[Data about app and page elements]
= = = =

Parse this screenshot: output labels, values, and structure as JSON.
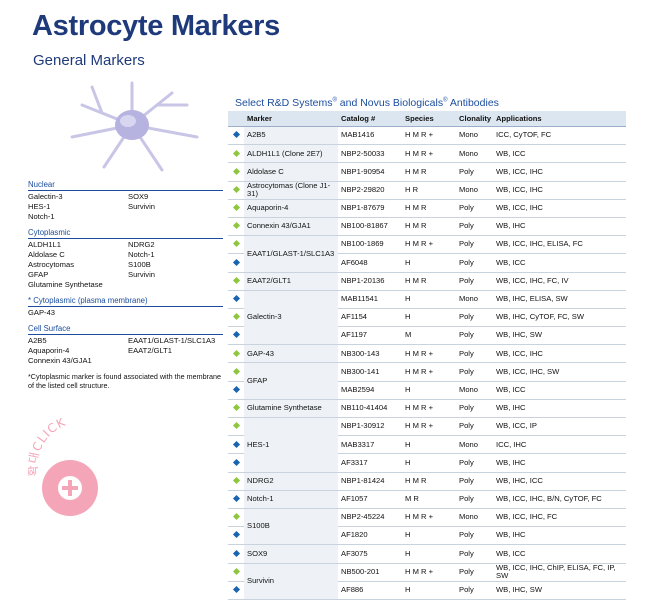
{
  "header": {
    "title": "Astrocyte Markers",
    "subtitle": "General Markers"
  },
  "legend": {
    "sections": [
      {
        "title": "Nuclear",
        "items": [
          "Galectin-3",
          "SOX9",
          "HES-1",
          "Survivin",
          "Notch-1",
          ""
        ]
      },
      {
        "title": "Cytoplasmic",
        "items": [
          "ALDH1L1",
          "NDRG2",
          "Aldolase C",
          "Notch-1",
          "Astrocytomas",
          "S100B",
          "GFAP",
          "Survivin",
          "Glutamine Synthetase",
          ""
        ]
      },
      {
        "title": "* Cytoplasmic (plasma membrane)",
        "items": [
          "GAP-43",
          ""
        ]
      },
      {
        "title": "Cell Surface",
        "items": [
          "A2B5",
          "EAAT1/GLAST-1/SLC1A3",
          "Aquaporin-4",
          "EAAT2/GLT1",
          "Connexin 43/GJA1",
          ""
        ]
      }
    ],
    "footnote": "*Cytoplasmic marker is found associated with the membrane of the listed cell structure."
  },
  "table": {
    "heading_pre": "Select R&D Systems",
    "heading_mid": " and Novus Biologicals",
    "heading_post": "  Antibodies",
    "reg": "®",
    "columns": [
      "",
      "Marker",
      "Catalog #",
      "Species",
      "Clonality",
      "Applications"
    ]
  },
  "colors": {
    "title": "#1f3a7a",
    "green_dot": "#8dc63f",
    "blue_dot": "#1a63b0",
    "badge": "#f4a6b8"
  },
  "badge": {
    "text": "확대CLICK",
    "icon": "plus-icon"
  },
  "rows": [
    {
      "dot": "blue",
      "marker": "A2B5",
      "span": 1,
      "catalog": "MAB1416",
      "species": "H M R +",
      "clonality": "Mono",
      "apps": "ICC, CyTOF, FC"
    },
    {
      "dot": "green",
      "marker": "ALDH1L1 (Clone 2E7)",
      "span": 1,
      "catalog": "NBP2-50033",
      "species": "H M R +",
      "clonality": "Mono",
      "apps": "WB, ICC"
    },
    {
      "dot": "green",
      "marker": "Aldolase C",
      "span": 1,
      "catalog": "NBP1-90954",
      "species": "H M R",
      "clonality": "Poly",
      "apps": "WB, ICC, IHC"
    },
    {
      "dot": "green",
      "marker": "Astrocytomas (Clone J1-31)",
      "span": 1,
      "catalog": "NBP2-29820",
      "species": "H R",
      "clonality": "Mono",
      "apps": "WB, ICC, IHC"
    },
    {
      "dot": "green",
      "marker": "Aquaporin-4",
      "span": 1,
      "catalog": "NBP1-87679",
      "species": "H M R",
      "clonality": "Poly",
      "apps": "WB, ICC, IHC"
    },
    {
      "dot": "green",
      "marker": "Connexin 43/GJA1",
      "span": 1,
      "catalog": "NB100-81867",
      "species": "H M R",
      "clonality": "Poly",
      "apps": "WB, IHC"
    },
    {
      "dot": "green",
      "marker": "EAAT1/GLAST-1/SLC1A3",
      "span": 2,
      "catalog": "NB100-1869",
      "species": "H M R +",
      "clonality": "Poly",
      "apps": "WB, ICC, IHC, ELISA, FC"
    },
    {
      "dot": "blue",
      "marker": null,
      "catalog": "AF6048",
      "species": "H",
      "clonality": "Poly",
      "apps": "WB, ICC"
    },
    {
      "dot": "green",
      "marker": "EAAT2/GLT1",
      "span": 1,
      "catalog": "NBP1-20136",
      "species": "H M R",
      "clonality": "Poly",
      "apps": "WB, ICC, IHC, FC, IV"
    },
    {
      "dot": "blue",
      "marker": "Galectin-3",
      "span": 3,
      "catalog": "MAB11541",
      "species": "H",
      "clonality": "Mono",
      "apps": "WB, IHC, ELISA, SW"
    },
    {
      "dot": "green",
      "marker": null,
      "catalog": "AF1154",
      "species": "H",
      "clonality": "Poly",
      "apps": "WB, IHC, CyTOF, FC, SW"
    },
    {
      "dot": "blue",
      "marker": null,
      "catalog": "AF1197",
      "species": "M",
      "clonality": "Poly",
      "apps": "WB, IHC, SW"
    },
    {
      "dot": "green",
      "marker": "GAP-43",
      "span": 1,
      "catalog": "NB300-143",
      "species": "H M R +",
      "clonality": "Poly",
      "apps": "WB, ICC, IHC"
    },
    {
      "dot": "green",
      "marker": "GFAP",
      "span": 2,
      "catalog": "NB300-141",
      "species": "H M R +",
      "clonality": "Poly",
      "apps": "WB, ICC, IHC, SW"
    },
    {
      "dot": "blue",
      "marker": null,
      "catalog": "MAB2594",
      "species": "H",
      "clonality": "Mono",
      "apps": "WB, ICC"
    },
    {
      "dot": "green",
      "marker": "Glutamine Synthetase",
      "span": 1,
      "catalog": "NB110-41404",
      "species": "H M R +",
      "clonality": "Poly",
      "apps": "WB, IHC"
    },
    {
      "dot": "green",
      "marker": "HES-1",
      "span": 3,
      "catalog": "NBP1-30912",
      "species": "H M R +",
      "clonality": "Poly",
      "apps": "WB, ICC, IP"
    },
    {
      "dot": "blue",
      "marker": null,
      "catalog": "MAB3317",
      "species": "H",
      "clonality": "Mono",
      "apps": "ICC, IHC"
    },
    {
      "dot": "blue",
      "marker": null,
      "catalog": "AF3317",
      "species": "H",
      "clonality": "Poly",
      "apps": "WB, IHC"
    },
    {
      "dot": "green",
      "marker": "NDRG2",
      "span": 1,
      "catalog": "NBP1-81424",
      "species": "H M R",
      "clonality": "Poly",
      "apps": "WB, IHC, ICC"
    },
    {
      "dot": "blue",
      "marker": "Notch-1",
      "span": 1,
      "catalog": "AF1057",
      "species": "M R",
      "clonality": "Poly",
      "apps": "WB, ICC, IHC, B/N, CyTOF, FC"
    },
    {
      "dot": "green",
      "marker": "S100B",
      "span": 2,
      "catalog": "NBP2-45224",
      "species": "H M R +",
      "clonality": "Mono",
      "apps": "WB, ICC, IHC, FC"
    },
    {
      "dot": "blue",
      "marker": null,
      "catalog": "AF1820",
      "species": "H",
      "clonality": "Poly",
      "apps": "WB, IHC"
    },
    {
      "dot": "blue",
      "marker": "SOX9",
      "span": 1,
      "catalog": "AF3075",
      "species": "H",
      "clonality": "Poly",
      "apps": "WB, ICC"
    },
    {
      "dot": "green",
      "marker": "Survivin",
      "span": 2,
      "catalog": "NB500-201",
      "species": "H M R +",
      "clonality": "Poly",
      "apps": "WB, ICC, IHC, ChIP, ELISA, FC, IP, SW"
    },
    {
      "dot": "blue",
      "marker": null,
      "catalog": "AF886",
      "species": "H",
      "clonality": "Poly",
      "apps": "WB, IHC, SW"
    }
  ]
}
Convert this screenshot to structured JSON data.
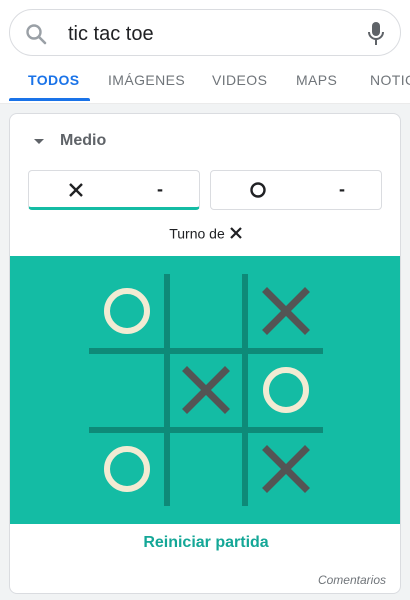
{
  "search": {
    "query": "tic tac toe",
    "icons": {
      "left": "search-icon",
      "right": "microphone-icon"
    }
  },
  "tabs": [
    {
      "label": "TODOS",
      "active": true
    },
    {
      "label": "IMÁGENES",
      "active": false
    },
    {
      "label": "VIDEOS",
      "active": false
    },
    {
      "label": "MAPS",
      "active": false
    },
    {
      "label": "NOTIC",
      "active": false
    }
  ],
  "game": {
    "difficulty": "Medio",
    "players": [
      {
        "symbol": "X",
        "score": "-"
      },
      {
        "symbol": "O",
        "score": "-"
      }
    ],
    "turn_label": "Turno de",
    "turn_symbol": "X",
    "board": [
      [
        "O",
        "",
        "X"
      ],
      [
        "",
        "X",
        "O"
      ],
      [
        "O",
        "",
        "X"
      ]
    ],
    "reset_label": "Reiniciar partida",
    "feedback_label": "Comentarios"
  },
  "colors": {
    "accent": "#1a73e8",
    "board_bg": "#14bca4",
    "grid_line": "#0e8a78",
    "x_mark": "#545454",
    "o_mark": "#f2ebd3",
    "reset_text": "#14a797"
  }
}
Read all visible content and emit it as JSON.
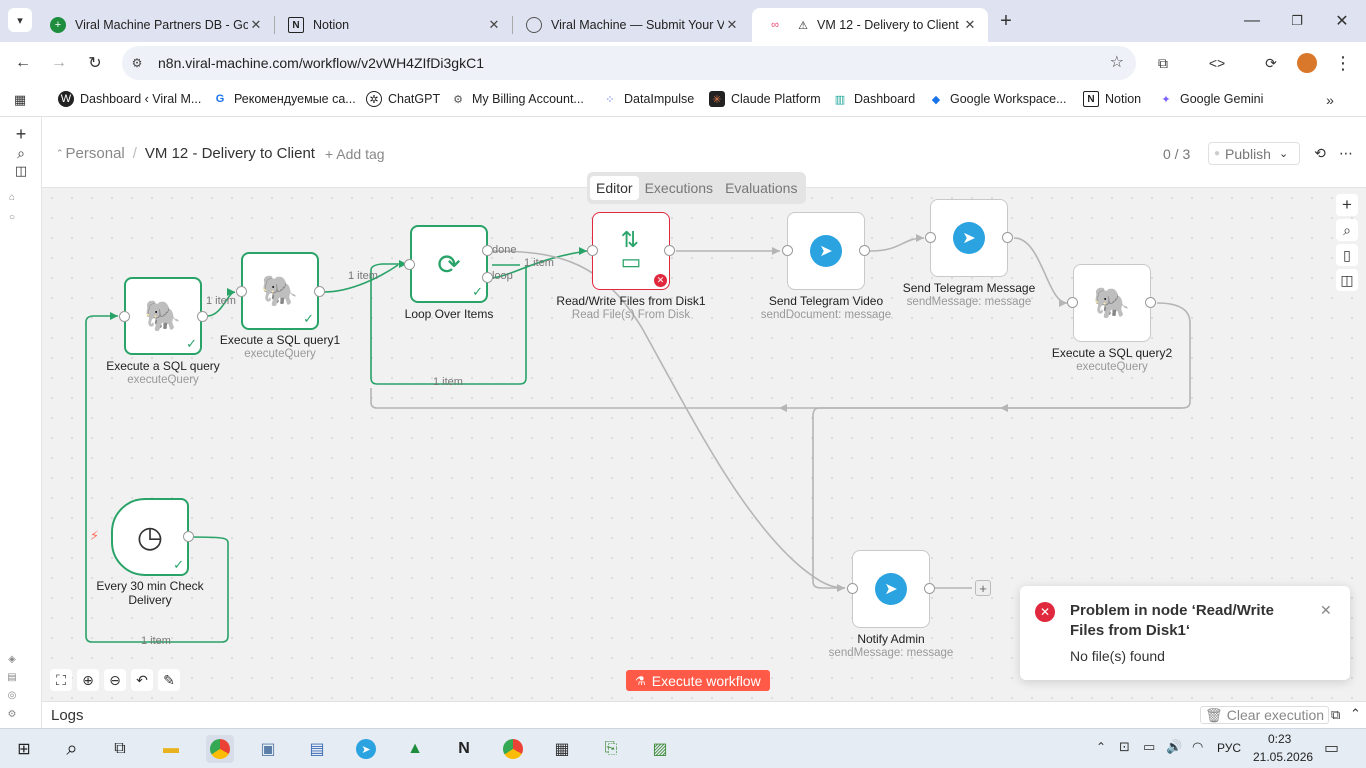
{
  "tabs": [
    {
      "title": "Viral Machine Partners DB - Goo",
      "icon": "sheets-icon"
    },
    {
      "title": "Notion",
      "icon": "notion-icon"
    },
    {
      "title": "Viral Machine — Submit Your V",
      "icon": "globe-icon"
    },
    {
      "title": "VM 12 - Delivery to Client -",
      "icon": "n8n-icon"
    }
  ],
  "url": "n8n.viral-machine.com/workflow/v2vWH4ZIfDi3gkC1",
  "bookmarks": [
    "Dashboard ‹ Viral M...",
    "Рекомендуемые са...",
    "ChatGPT",
    "My Billing Account...",
    "DataImpulse",
    "Claude Platform",
    "Dashboard",
    "Google Workspace...",
    "Notion",
    "Google Gemini"
  ],
  "header": {
    "breadcrumb_parent": "Personal",
    "separator": "/",
    "workflow_name": "VM 12 - Delivery to Client",
    "add_tag": "+ Add tag",
    "counter": "0 / 3",
    "publish": "Publish"
  },
  "view_tabs": [
    "Editor",
    "Executions",
    "Evaluations"
  ],
  "nodes": {
    "sql1": {
      "title": "Execute a SQL query",
      "sub": "executeQuery"
    },
    "sql2": {
      "title": "Execute a SQL query1",
      "sub": "executeQuery"
    },
    "loop": {
      "title": "Loop Over Items"
    },
    "rw": {
      "title": "Read/Write Files from Disk1",
      "sub": "Read File(s) From Disk"
    },
    "tgvideo": {
      "title": "Send Telegram Video",
      "sub": "sendDocument: message"
    },
    "tgmsg": {
      "title": "Send Telegram Message",
      "sub": "sendMessage: message"
    },
    "sql3": {
      "title": "Execute a SQL query2",
      "sub": "executeQuery"
    },
    "cron": {
      "title": "Every 30 min Check",
      "title2": "Delivery"
    },
    "notify": {
      "title": "Notify Admin",
      "sub": "sendMessage: message"
    }
  },
  "edge_labels": {
    "e1": "1 item",
    "e2": "1 item",
    "e3": "1 item",
    "loop_back": "1 item",
    "cron_edge": "1 item",
    "done": "done",
    "loop": "loop"
  },
  "execute_button": "Execute workflow",
  "toast": {
    "title": "Problem in node ‘Read/Write Files from Disk1‘",
    "message": "No file(s) found"
  },
  "logs": {
    "label": "Logs",
    "clear": "Clear execution"
  },
  "taskbar": {
    "lang": "РУС",
    "time": "0:23",
    "date": "21.05.2026"
  },
  "colors": {
    "accent": "#ff6d5a",
    "success": "#29a368",
    "error": "#e0283e",
    "telegram": "#2aa3e0"
  }
}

= = = =

- **Work to complete**
From the records above, return each line that has the string "screenshot".

- **Completed exercise**
Parse this screenshot: output labels, values, and structure as JSON.
Convert this screenshot to structured JSON data.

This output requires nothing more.